--- start of Records provided ---

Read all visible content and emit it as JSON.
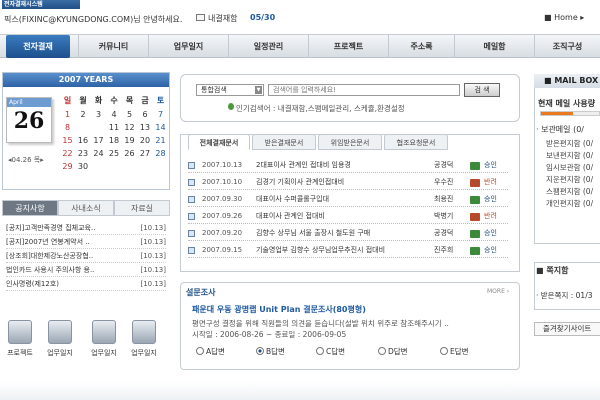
{
  "header": {
    "logo_text": "전자결재시스템",
    "greeting": "픽스(FIXINC@KYUNGDONG.COM)님 안녕하세요.",
    "mail_label": "내결재함",
    "mail_count": "05/30",
    "home": "Home"
  },
  "nav": [
    "전자결재",
    "커뮤니티",
    "업무일지",
    "일정관리",
    "프로젝트",
    "주소록",
    "메일함",
    "조직구성"
  ],
  "calendar": {
    "year_title": "2007 YEARS",
    "month_label": "April",
    "day": "26",
    "badge": "04.26 목",
    "weekdays": [
      "일",
      "월",
      "화",
      "수",
      "목",
      "금",
      "토"
    ],
    "weeks": [
      [
        "",
        "",
        "",
        "",
        "",
        "",
        ""
      ],
      [
        "1",
        "2",
        "3",
        "4",
        "5",
        "6",
        "7"
      ],
      [
        "8",
        "",
        "",
        "11",
        "12",
        "13",
        "14"
      ],
      [
        "15",
        "16",
        "17",
        "18",
        "19",
        "20",
        "21"
      ],
      [
        "22",
        "23",
        "24",
        "25",
        "26",
        "27",
        "28"
      ],
      [
        "29",
        "30",
        "",
        "",
        "",
        "",
        ""
      ]
    ]
  },
  "notice": {
    "tabs": [
      "공지사항",
      "사내소식",
      "자료실"
    ],
    "rows": [
      {
        "title": "[공지]고객만족경영 집체교육..",
        "date": "[10.13]"
      },
      {
        "title": "[공지]2007년 연봉계약서 ..",
        "date": "[10.13]"
      },
      {
        "title": "[상조회]대한제강노산공장협..",
        "date": "[10.13]"
      },
      {
        "title": "법인카드 사용시 주의사항 용..",
        "date": "[10.13]"
      },
      {
        "title": "인사명령(제12호)",
        "date": "[10.13]"
      }
    ]
  },
  "apps": [
    "프로젝트",
    "업무일지",
    "업무일지",
    "업무일지"
  ],
  "search": {
    "select_value": "통합검색",
    "placeholder": "검색어를 입력하세요!",
    "button": "검 색",
    "popular": "인기검색어 : 내결재함,스팸메일관리, 스케쥴,환경설정"
  },
  "docs": {
    "tabs": [
      "전체결재문서",
      "받은결재문서",
      "위임받은문서",
      "협조요청문서"
    ],
    "rows": [
      {
        "date": "2007.10.13",
        "title": "2대표이사 관계인 접대비 임용경",
        "person": "공경덕",
        "status": "승인"
      },
      {
        "date": "2007.10.10",
        "title": "김경기 기획이사 관계인접대비",
        "person": "우수진",
        "status": "반려"
      },
      {
        "date": "2007.09.30",
        "title": "대표이사 수퍼콜롤구입대",
        "person": "최용진",
        "status": "승인"
      },
      {
        "date": "2007.09.26",
        "title": "대표이사 관계인 접대비",
        "person": "박병기",
        "status": "반려"
      },
      {
        "date": "2007.09.20",
        "title": "김향수 상무님 서울 출장시 철도원 구매",
        "person": "공경덕",
        "status": "승인"
      },
      {
        "date": "2007.09.15",
        "title": "기술영업부 김향수 상무님업무추진시 접대비",
        "person": "진주희",
        "status": "승인"
      }
    ]
  },
  "survey": {
    "header": "설문조사",
    "more": "MORE ›",
    "title": "패운대 우동 광명랩 Unit Plan 결문조사(80평형)",
    "desc": "평면구성 결정을 위해 직원들의 의견을 듣습니다(설발 위치 위주로 참조해주시기 ..",
    "period": "시작일 : 2006-08-26 ~ 종료일 : 2006-09-05",
    "options": [
      {
        "label": "A답변",
        "selected": false
      },
      {
        "label": "B답변",
        "selected": true
      },
      {
        "label": "C답변",
        "selected": false
      },
      {
        "label": "D답변",
        "selected": false
      },
      {
        "label": "E답변",
        "selected": false
      }
    ]
  },
  "mailbox": {
    "title": "MAIL BOX",
    "usage": "현재 메일 사용량",
    "usage_fraction": 0.55,
    "boxes_header": "· 보관메일 (0/",
    "boxes": [
      "받은편지함 (0/",
      "보낸편지함 (0/",
      "임시보관함 (0/",
      "지운편지함 (0/",
      "스팸편지함 (0/",
      "개인편지함 (0/"
    ]
  },
  "note": {
    "title": "쪽지함",
    "received": "· 받은쪽지 : 01/3"
  },
  "favorites": "즐겨찾기사이트",
  "colors": {
    "accent": "#1f4f86",
    "status_approve": "#3a8a3a",
    "status_reject": "#b84a2a",
    "usage_bar": "#e87a22"
  }
}
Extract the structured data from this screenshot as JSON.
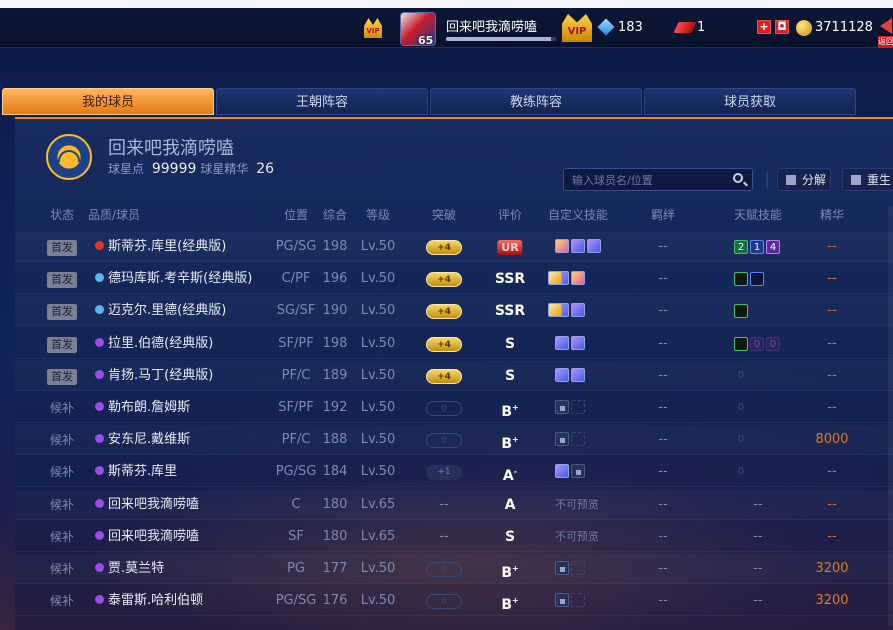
{
  "topbar": {
    "player_name": "回来吧我滴唠嗑",
    "player_level": "65",
    "vip_label": "VIP",
    "diamonds": "183",
    "tickets": "1",
    "coins": "3711128",
    "back_label": "返回",
    "progress_fraction": 0.95
  },
  "tabs": [
    "我的球员",
    "王朝阵容",
    "教练阵容",
    "球员获取"
  ],
  "team": {
    "name": "回来吧我滴唠嗑",
    "star_points_label": "球星点",
    "star_points": "99999",
    "essence_label": "球星精华",
    "essence": "26"
  },
  "search": {
    "placeholder": "输入球员名/位置"
  },
  "actions": {
    "split": "分解",
    "rebirth": "重生"
  },
  "columns": [
    "状态",
    "品质/球员",
    "位置",
    "综合",
    "等级",
    "突破",
    "评价",
    "自定义技能",
    "羁绊",
    "天赋技能",
    "精华"
  ],
  "rows": [
    {
      "status": "首发",
      "start": true,
      "quality_color": "#e5391e",
      "name": "斯蒂芬.库里(经典版)",
      "pos": "PG/SG",
      "ovr": "198",
      "lv": "Lv.50",
      "break": "+4",
      "grade": "UR",
      "skills": [
        "a",
        "b",
        "b"
      ],
      "bond": "--",
      "talents": [
        [
          "g",
          "2"
        ],
        [
          "b",
          "1"
        ],
        [
          "p",
          "4"
        ]
      ],
      "essence": "--"
    },
    {
      "status": "首发",
      "start": true,
      "quality_color": "#57b9f2",
      "name": "德玛库斯.考辛斯(经典版)",
      "pos": "C/PF",
      "ovr": "196",
      "lv": "Lv.50",
      "break": "+4",
      "grade": "SSR",
      "skills": [
        "b",
        "c",
        "a"
      ],
      "bond": "--",
      "talents": [
        [
          "blk-g",
          ""
        ],
        [
          "blk-b",
          ""
        ]
      ],
      "essence": "--"
    },
    {
      "status": "首发",
      "start": true,
      "quality_color": "#57b9f2",
      "name": "迈克尔.里德(经典版)",
      "pos": "SG/SF",
      "ovr": "190",
      "lv": "Lv.50",
      "break": "+4",
      "grade": "SSR",
      "skills": [
        "b",
        "b",
        "c"
      ],
      "bond": "--",
      "talents": [
        [
          "blk-g",
          ""
        ]
      ],
      "essence": "--"
    },
    {
      "status": "首发",
      "start": true,
      "quality_color": "#9b4de8",
      "name": "拉里.伯德(经典版)",
      "pos": "SF/PF",
      "ovr": "198",
      "lv": "Lv.50",
      "break": "+4",
      "grade": "S",
      "skills": [
        "b",
        "b"
      ],
      "bond": "--",
      "talents": [
        [
          "blk-g",
          ""
        ],
        [
          "dim-p",
          "0"
        ],
        [
          "dim-p",
          "0"
        ]
      ],
      "essence": "--"
    },
    {
      "status": "首发",
      "start": true,
      "quality_color": "#9b4de8",
      "name": "肯扬.马丁(经典版)",
      "pos": "PF/C",
      "ovr": "189",
      "lv": "Lv.50",
      "break": "+4",
      "grade": "S",
      "skills": [
        "b",
        "b"
      ],
      "bond": "--",
      "talents": [
        [
          "zero",
          "0"
        ]
      ],
      "essence": "--"
    },
    {
      "status": "候补",
      "start": false,
      "quality_color": "#9b4de8",
      "name": "勒布朗.詹姆斯",
      "pos": "SF/PF",
      "ovr": "192",
      "lv": "Lv.50",
      "break": "0",
      "grade": "B+",
      "skills": [
        "lock",
        "empty"
      ],
      "bond": "--",
      "talents": [
        [
          "zero",
          "0"
        ]
      ],
      "essence": "--"
    },
    {
      "status": "候补",
      "start": false,
      "quality_color": "#9b4de8",
      "name": "安东尼.戴维斯",
      "pos": "PF/C",
      "ovr": "188",
      "lv": "Lv.50",
      "break": "0",
      "grade": "B+",
      "skills": [
        "lock",
        "empty"
      ],
      "bond": "--",
      "talents": [
        [
          "zero",
          "0"
        ]
      ],
      "essence": "8000"
    },
    {
      "status": "候补",
      "start": false,
      "quality_color": "#9b4de8",
      "name": "斯蒂芬.库里",
      "pos": "PG/SG",
      "ovr": "184",
      "lv": "Lv.50",
      "break": "+1",
      "grade": "A-",
      "skills": [
        "b",
        "lock"
      ],
      "bond": "--",
      "talents": [
        [
          "zero",
          "0"
        ]
      ],
      "essence": "--"
    },
    {
      "status": "候补",
      "start": false,
      "quality_color": "#9b4de8",
      "name": "回来吧我滴唠嗑",
      "pos": "C",
      "ovr": "180",
      "lv": "Lv.65",
      "break": "--",
      "grade": "A",
      "skills_text": "不可预览",
      "bond": "--",
      "talents_text": "--",
      "essence": "--"
    },
    {
      "status": "候补",
      "start": false,
      "quality_color": "#9b4de8",
      "name": "回来吧我滴唠嗑",
      "pos": "SF",
      "ovr": "180",
      "lv": "Lv.65",
      "break": "--",
      "grade": "S",
      "skills_text": "不可预览",
      "bond": "--",
      "talents_text": "--",
      "essence": "--"
    },
    {
      "status": "候补",
      "start": false,
      "quality_color": "#9b4de8",
      "name": "贾.莫兰特",
      "pos": "PG",
      "ovr": "177",
      "lv": "Lv.50",
      "break": "0",
      "grade": "B+",
      "skills": [
        "lock",
        "empty"
      ],
      "bond": "--",
      "talents_text": "--",
      "essence": "3200"
    },
    {
      "status": "候补",
      "start": false,
      "quality_color": "#9b4de8",
      "name": "泰雷斯.哈利伯顿",
      "pos": "PG/SG",
      "ovr": "176",
      "lv": "Lv.50",
      "break": "0",
      "grade": "B+",
      "skills": [
        "lock",
        "empty"
      ],
      "bond": "--",
      "talents_text": "--",
      "essence": "3200"
    }
  ]
}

--- end of Records provided ---

Required task - Pull out all lines from the entries above in which the word "placeholder" appears.

Response -
    "placeholder": "검색어를 입력하세요!",
    "placeholder": "输入球员名/位置"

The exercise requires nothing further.